--- START OF RECORDS FOR PROCESSING ---

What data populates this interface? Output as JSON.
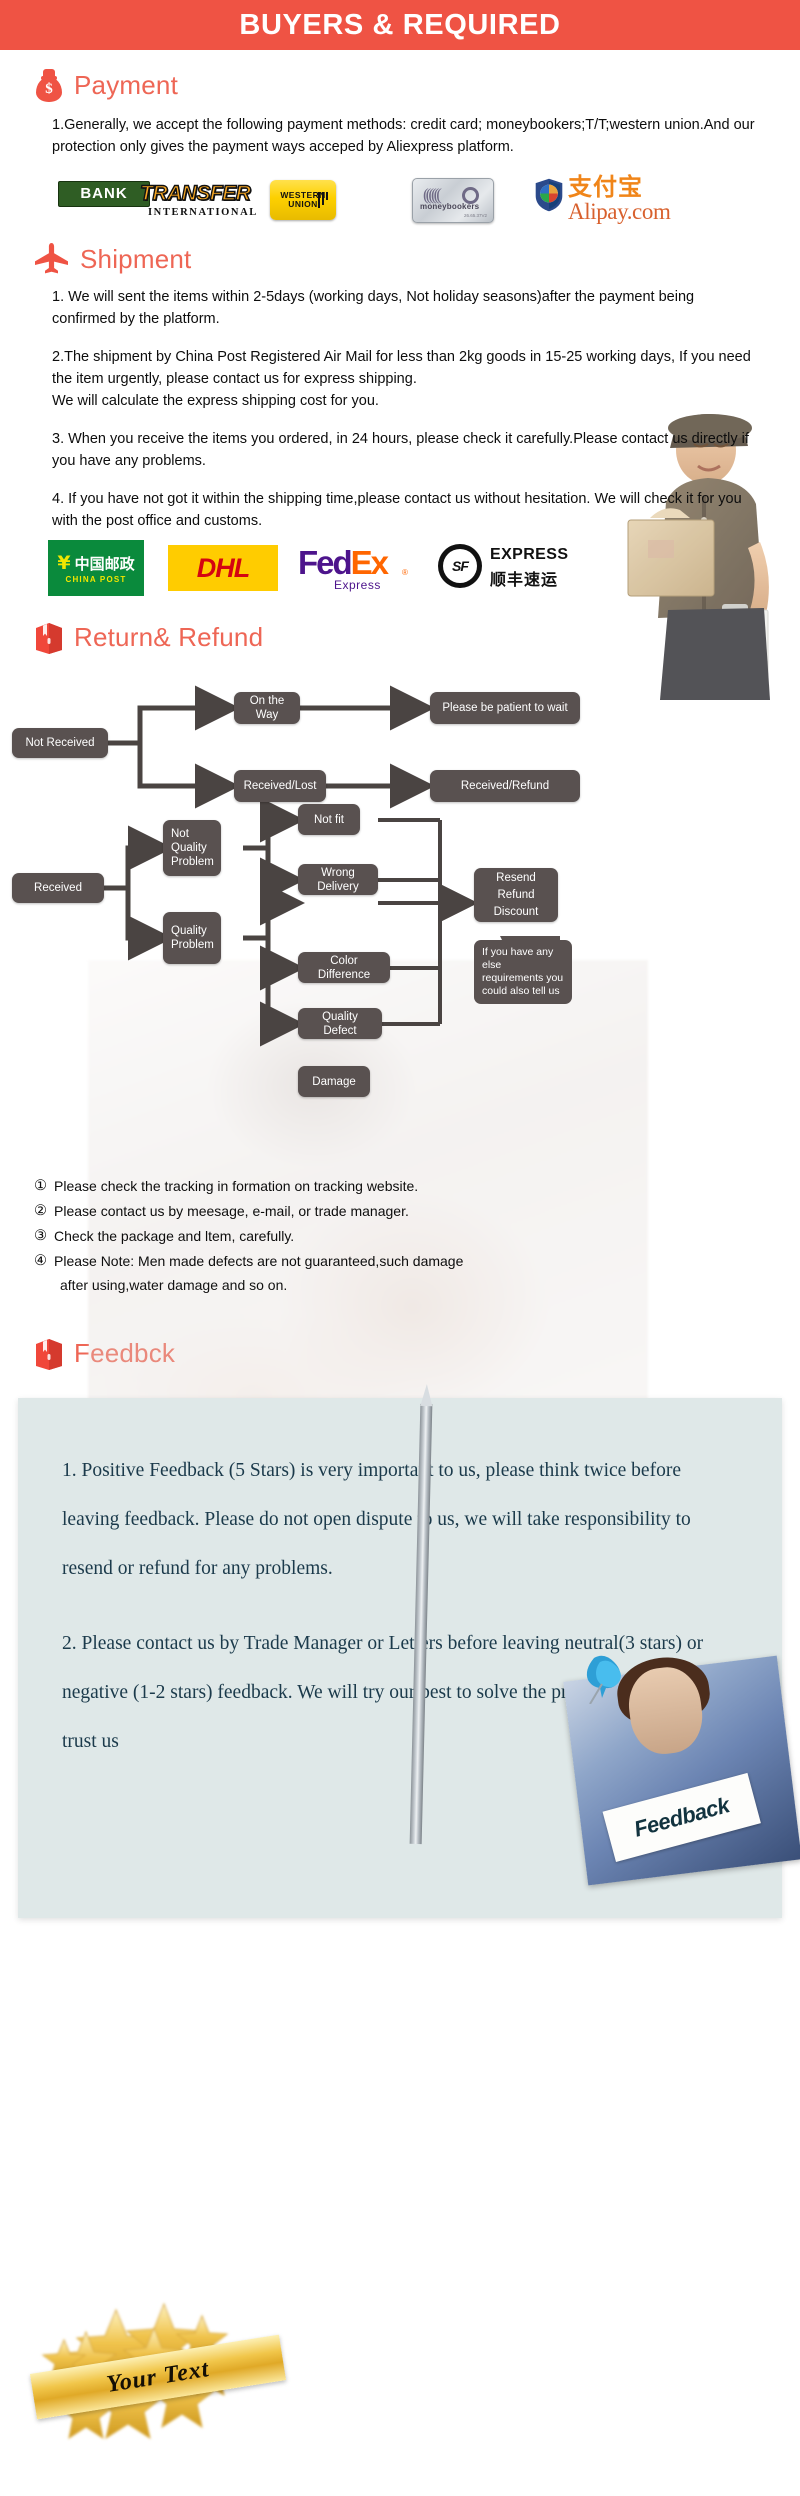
{
  "banner": {
    "title": "BUYERS & REQUIRED"
  },
  "payment": {
    "heading": "Payment",
    "icon": "money-bag-icon",
    "paragraph": "1.Generally, we accept the following payment methods: credit card; moneybookers;T/T;western union.And our protection only gives the payment ways acceped by Aliexpress platform.",
    "logos": [
      {
        "name": "bank-transfer-logo",
        "primary": "BANK",
        "secondary": "TRANSFER",
        "tertiary": "INTERNATIONAL"
      },
      {
        "name": "western-union-logo",
        "line1": "WESTERN",
        "line2": "UNION"
      },
      {
        "name": "moneybookers-logo",
        "label": "moneybookers",
        "tiny": "26.65.37V2"
      },
      {
        "name": "alipay-logo",
        "cn": "支付宝",
        "domain": "Alipay.com"
      }
    ]
  },
  "shipment": {
    "heading": "Shipment",
    "icon": "airplane-icon",
    "paragraphs": [
      "1. We will sent the items within 2-5days (working days, Not holiday seasons)after the payment being confirmed by the platform.",
      "2.The shipment by China Post Registered Air Mail for less than  2kg goods in 15-25 working days, If  you need the item urgently, please contact us for express shipping.\nWe will calculate the express shipping cost for you.",
      "3. When you receive the items you ordered, in 24 hours, please check it carefully.Please contact us directly if you have any problems.",
      "4. If you have not got it within the shipping time,please contact us without hesitation. We will check it for you with the post office and customs."
    ],
    "carriers": [
      {
        "name": "china-post-logo",
        "cn": "中国邮政",
        "en": "CHINA POST"
      },
      {
        "name": "dhl-logo",
        "label": "DHL"
      },
      {
        "name": "fedex-logo",
        "part1": "Fed",
        "part2": "Ex",
        "sub": "Express",
        "reg": "®"
      },
      {
        "name": "sf-express-logo",
        "mark": "SF",
        "en": "EXPRESS",
        "cn": "顺丰速运"
      }
    ]
  },
  "returns": {
    "heading": "Return& Refund",
    "icon": "package-box-icon",
    "flow": {
      "not_received": "Not Received",
      "on_the_way": "On the Way",
      "please_wait": "Please be patient to wait",
      "received_lost": "Received/Lost",
      "received_refund": "Received/Refund",
      "received": "Received",
      "not_quality_problem": "Not\nQuality\nProblem",
      "quality_problem": "Quality\nProblem",
      "not_fit": "Not fit",
      "wrong_delivery": "Wrong Delivery",
      "color_difference": "Color Difference",
      "quality_defect": "Quality Defect",
      "damage": "Damage",
      "resend_refund_discount": "Resend\nRefund\nDiscount",
      "callout": "If you have any else requirements you could also tell us"
    },
    "notes": [
      {
        "marker": "①",
        "text": "Please check the tracking in formation on tracking website."
      },
      {
        "marker": "②",
        "text": "Please contact us by meesage, e-mail, or trade manager."
      },
      {
        "marker": "③",
        "text": "Check the package and ltem, carefully."
      },
      {
        "marker": "④",
        "text": "Please Note: Men made defects  are not guaranteed,such damage",
        "cont": "after using,water damage and so on."
      }
    ]
  },
  "feedback": {
    "heading": "Feedbck",
    "icon": "package-box-icon",
    "photo_label": "Feedback",
    "paragraphs": [
      "1. Positive Feedback (5 Stars) is very important to us, please think twice before leaving feedback. Please do not open dispute to us,   we will take responsibility to resend or refund for any problems.",
      "2. Please contact us by Trade Manager or Letters before leaving neutral(3 stars) or negative (1-2 stars) feedback. We will try our best to solve the problems and please trust us"
    ],
    "badge": "Your Text"
  },
  "colors": {
    "banner_bg": "#ef5344",
    "heading": "#ee6655",
    "node_bg": "#595150",
    "panel_bg": "#dfe8e8",
    "panel_text": "#1b3a4b"
  }
}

--- END OF RECORDS FOR PROCESSING ---

__REQUIRED WORK__. Pictures in the data above should not be copied; transcribe everything else exactly.

__ANSWER TO THIS TASK__.
What data populates this interface? Output as JSON.
{
  "banner": {
    "title": "BUYERS & REQUIRED"
  },
  "payment": {
    "heading": "Payment",
    "icon": "money-bag-icon",
    "paragraph": "1.Generally, we accept the following payment methods: credit card; moneybookers;T/T;western union.And our protection only gives the payment ways acceped by Aliexpress platform.",
    "logos": [
      {
        "name": "bank-transfer-logo",
        "primary": "BANK",
        "secondary": "TRANSFER",
        "tertiary": "INTERNATIONAL"
      },
      {
        "name": "western-union-logo",
        "line1": "WESTERN",
        "line2": "UNION"
      },
      {
        "name": "moneybookers-logo",
        "label": "moneybookers",
        "tiny": "26.65.37V2"
      },
      {
        "name": "alipay-logo",
        "cn": "支付宝",
        "domain": "Alipay.com"
      }
    ]
  },
  "shipment": {
    "heading": "Shipment",
    "icon": "airplane-icon",
    "paragraphs": [
      "1. We will sent the items within 2-5days (working days, Not holiday seasons)after the payment being confirmed by the platform.",
      "2.The shipment by China Post Registered Air Mail for less than  2kg goods in 15-25 working days, If  you need the item urgently, please contact us for express shipping.\nWe will calculate the express shipping cost for you.",
      "3. When you receive the items you ordered, in 24 hours, please check it carefully.Please contact us directly if you have any problems.",
      "4. If you have not got it within the shipping time,please contact us without hesitation. We will check it for you with the post office and customs."
    ],
    "carriers": [
      {
        "name": "china-post-logo",
        "cn": "中国邮政",
        "en": "CHINA POST"
      },
      {
        "name": "dhl-logo",
        "label": "DHL"
      },
      {
        "name": "fedex-logo",
        "part1": "Fed",
        "part2": "Ex",
        "sub": "Express",
        "reg": "®"
      },
      {
        "name": "sf-express-logo",
        "mark": "SF",
        "en": "EXPRESS",
        "cn": "顺丰速运"
      }
    ]
  },
  "returns": {
    "heading": "Return& Refund",
    "icon": "package-box-icon",
    "flow": {
      "not_received": "Not Received",
      "on_the_way": "On the Way",
      "please_wait": "Please be patient to wait",
      "received_lost": "Received/Lost",
      "received_refund": "Received/Refund",
      "received": "Received",
      "not_quality_problem": "Not\nQuality\nProblem",
      "quality_problem": "Quality\nProblem",
      "not_fit": "Not fit",
      "wrong_delivery": "Wrong Delivery",
      "color_difference": "Color Difference",
      "quality_defect": "Quality Defect",
      "damage": "Damage",
      "resend_refund_discount": "Resend\nRefund\nDiscount",
      "callout": "If you have any else requirements you could also tell us"
    },
    "notes": [
      {
        "marker": "①",
        "text": "Please check the tracking in formation on tracking website."
      },
      {
        "marker": "②",
        "text": "Please contact us by meesage, e-mail, or trade manager."
      },
      {
        "marker": "③",
        "text": "Check the package and ltem, carefully."
      },
      {
        "marker": "④",
        "text": "Please Note: Men made defects  are not guaranteed,such damage",
        "cont": "after using,water damage and so on."
      }
    ]
  },
  "feedback": {
    "heading": "Feedbck",
    "icon": "package-box-icon",
    "photo_label": "Feedback",
    "paragraphs": [
      "1. Positive Feedback (5 Stars) is very important to us, please think twice before leaving feedback. Please do not open dispute to us,   we will take responsibility to resend or refund for any problems.",
      "2. Please contact us by Trade Manager or Letters before leaving neutral(3 stars) or negative (1-2 stars) feedback. We will try our best to solve the problems and please trust us"
    ],
    "badge": "Your Text"
  },
  "colors": {
    "banner_bg": "#ef5344",
    "heading": "#ee6655",
    "node_bg": "#595150",
    "panel_bg": "#dfe8e8",
    "panel_text": "#1b3a4b"
  }
}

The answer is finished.